STATED TASK: Where a line contains the word "uczestników", copy that line.

────────────────

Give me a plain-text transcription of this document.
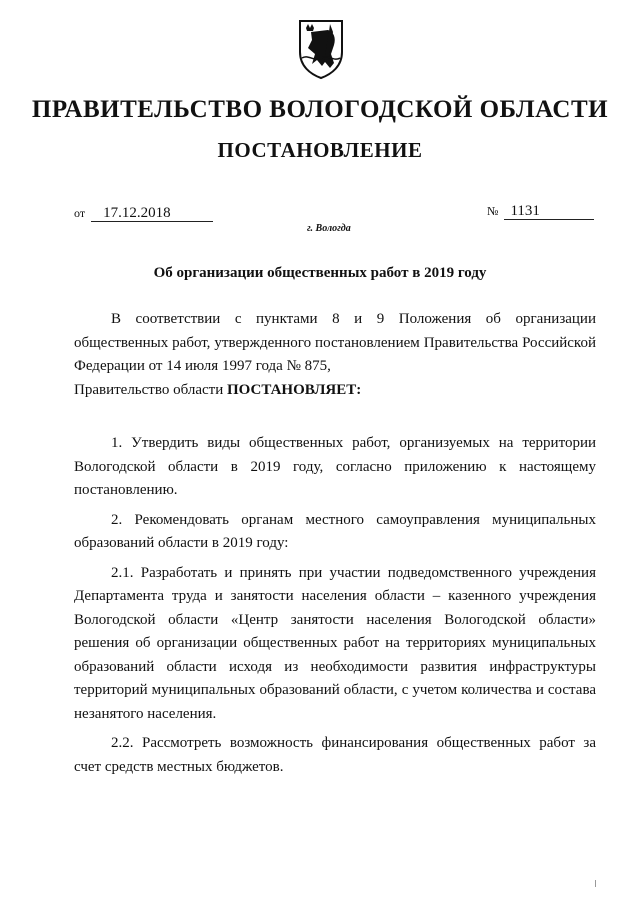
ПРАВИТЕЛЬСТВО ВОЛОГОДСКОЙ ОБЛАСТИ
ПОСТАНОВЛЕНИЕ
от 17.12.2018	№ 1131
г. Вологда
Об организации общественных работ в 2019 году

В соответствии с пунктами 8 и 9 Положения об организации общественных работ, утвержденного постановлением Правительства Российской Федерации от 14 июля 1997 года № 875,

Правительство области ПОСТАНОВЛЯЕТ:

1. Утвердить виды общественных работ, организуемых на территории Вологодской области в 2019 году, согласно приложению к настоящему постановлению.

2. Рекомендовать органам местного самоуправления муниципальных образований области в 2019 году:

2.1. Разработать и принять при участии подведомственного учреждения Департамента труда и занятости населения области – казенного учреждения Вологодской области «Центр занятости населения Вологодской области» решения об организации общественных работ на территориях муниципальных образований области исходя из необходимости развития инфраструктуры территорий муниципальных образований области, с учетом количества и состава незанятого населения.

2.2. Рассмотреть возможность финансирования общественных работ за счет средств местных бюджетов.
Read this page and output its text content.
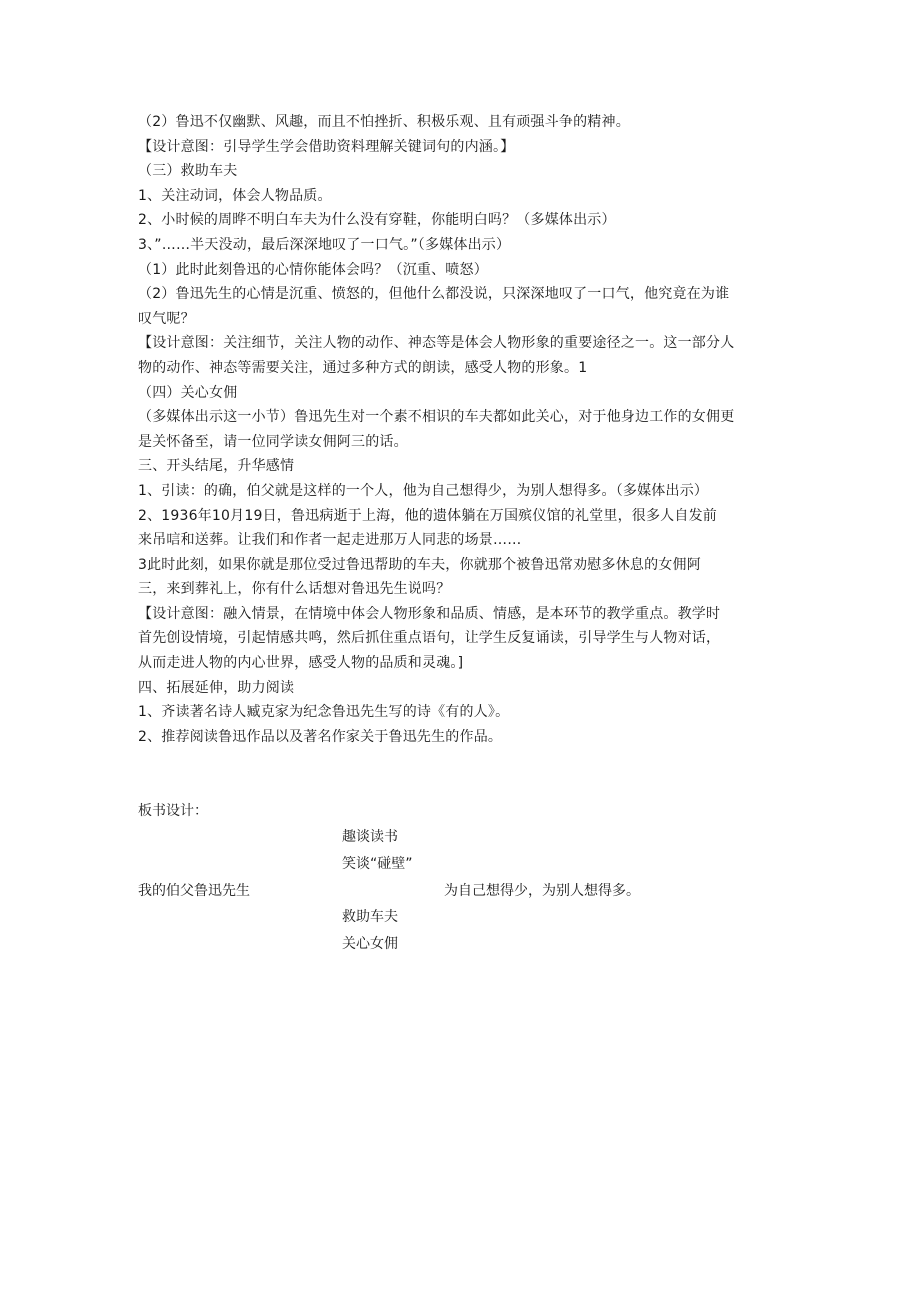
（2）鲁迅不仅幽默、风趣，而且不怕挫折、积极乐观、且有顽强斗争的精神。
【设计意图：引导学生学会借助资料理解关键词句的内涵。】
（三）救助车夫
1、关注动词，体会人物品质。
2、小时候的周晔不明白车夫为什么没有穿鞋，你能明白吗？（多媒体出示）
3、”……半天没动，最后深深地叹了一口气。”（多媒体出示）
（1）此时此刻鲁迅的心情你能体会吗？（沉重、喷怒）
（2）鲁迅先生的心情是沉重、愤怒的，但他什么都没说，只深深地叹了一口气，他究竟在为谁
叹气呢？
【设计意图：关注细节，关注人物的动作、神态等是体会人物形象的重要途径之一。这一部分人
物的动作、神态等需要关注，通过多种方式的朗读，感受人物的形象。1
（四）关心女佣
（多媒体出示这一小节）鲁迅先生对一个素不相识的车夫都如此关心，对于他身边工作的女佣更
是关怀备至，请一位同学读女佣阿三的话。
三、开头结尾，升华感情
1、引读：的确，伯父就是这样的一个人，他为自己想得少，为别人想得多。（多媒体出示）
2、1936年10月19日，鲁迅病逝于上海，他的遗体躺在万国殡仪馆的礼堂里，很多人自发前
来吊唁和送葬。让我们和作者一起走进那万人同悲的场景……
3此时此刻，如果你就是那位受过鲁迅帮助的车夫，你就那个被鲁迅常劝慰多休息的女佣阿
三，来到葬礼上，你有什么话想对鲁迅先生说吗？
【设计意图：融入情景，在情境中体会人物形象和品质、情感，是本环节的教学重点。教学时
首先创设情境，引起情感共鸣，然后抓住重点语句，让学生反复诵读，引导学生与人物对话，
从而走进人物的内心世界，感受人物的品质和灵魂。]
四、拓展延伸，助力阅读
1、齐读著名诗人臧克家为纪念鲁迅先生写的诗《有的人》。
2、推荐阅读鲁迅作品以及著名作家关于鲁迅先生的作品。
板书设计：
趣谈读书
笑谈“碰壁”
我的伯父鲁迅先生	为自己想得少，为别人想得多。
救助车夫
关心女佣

────────────────

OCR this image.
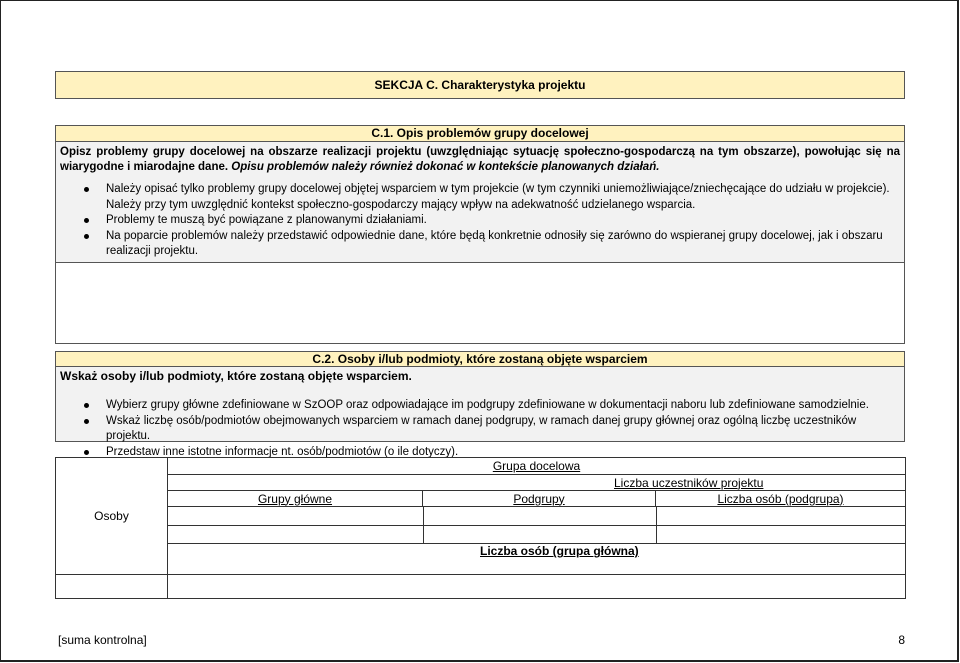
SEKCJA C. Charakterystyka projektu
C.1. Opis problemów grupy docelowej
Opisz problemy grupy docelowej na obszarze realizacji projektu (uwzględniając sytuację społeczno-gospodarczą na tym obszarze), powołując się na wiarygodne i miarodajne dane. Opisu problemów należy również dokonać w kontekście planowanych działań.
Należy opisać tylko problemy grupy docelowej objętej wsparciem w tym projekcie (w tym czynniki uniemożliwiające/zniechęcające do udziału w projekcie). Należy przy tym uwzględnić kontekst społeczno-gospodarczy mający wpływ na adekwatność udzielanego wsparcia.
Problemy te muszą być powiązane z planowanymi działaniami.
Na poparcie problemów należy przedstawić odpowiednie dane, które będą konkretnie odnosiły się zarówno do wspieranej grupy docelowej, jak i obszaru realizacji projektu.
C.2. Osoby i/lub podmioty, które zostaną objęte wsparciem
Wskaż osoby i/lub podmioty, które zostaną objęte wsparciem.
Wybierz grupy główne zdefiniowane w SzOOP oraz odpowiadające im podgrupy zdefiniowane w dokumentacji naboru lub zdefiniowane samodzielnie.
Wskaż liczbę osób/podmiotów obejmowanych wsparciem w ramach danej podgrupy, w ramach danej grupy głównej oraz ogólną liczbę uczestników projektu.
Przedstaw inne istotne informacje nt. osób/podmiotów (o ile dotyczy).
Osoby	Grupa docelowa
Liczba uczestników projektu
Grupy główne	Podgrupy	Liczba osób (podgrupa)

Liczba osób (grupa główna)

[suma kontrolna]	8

────────────────

TASK RESPONSE:
Wskaż liczbę osób/podmiotów obejmowanych wsparciem w ramach danej podgrupy, w ramach danej grupy głównej oraz ogólną liczbę uczestników projektu.
Liczba uczestników projektu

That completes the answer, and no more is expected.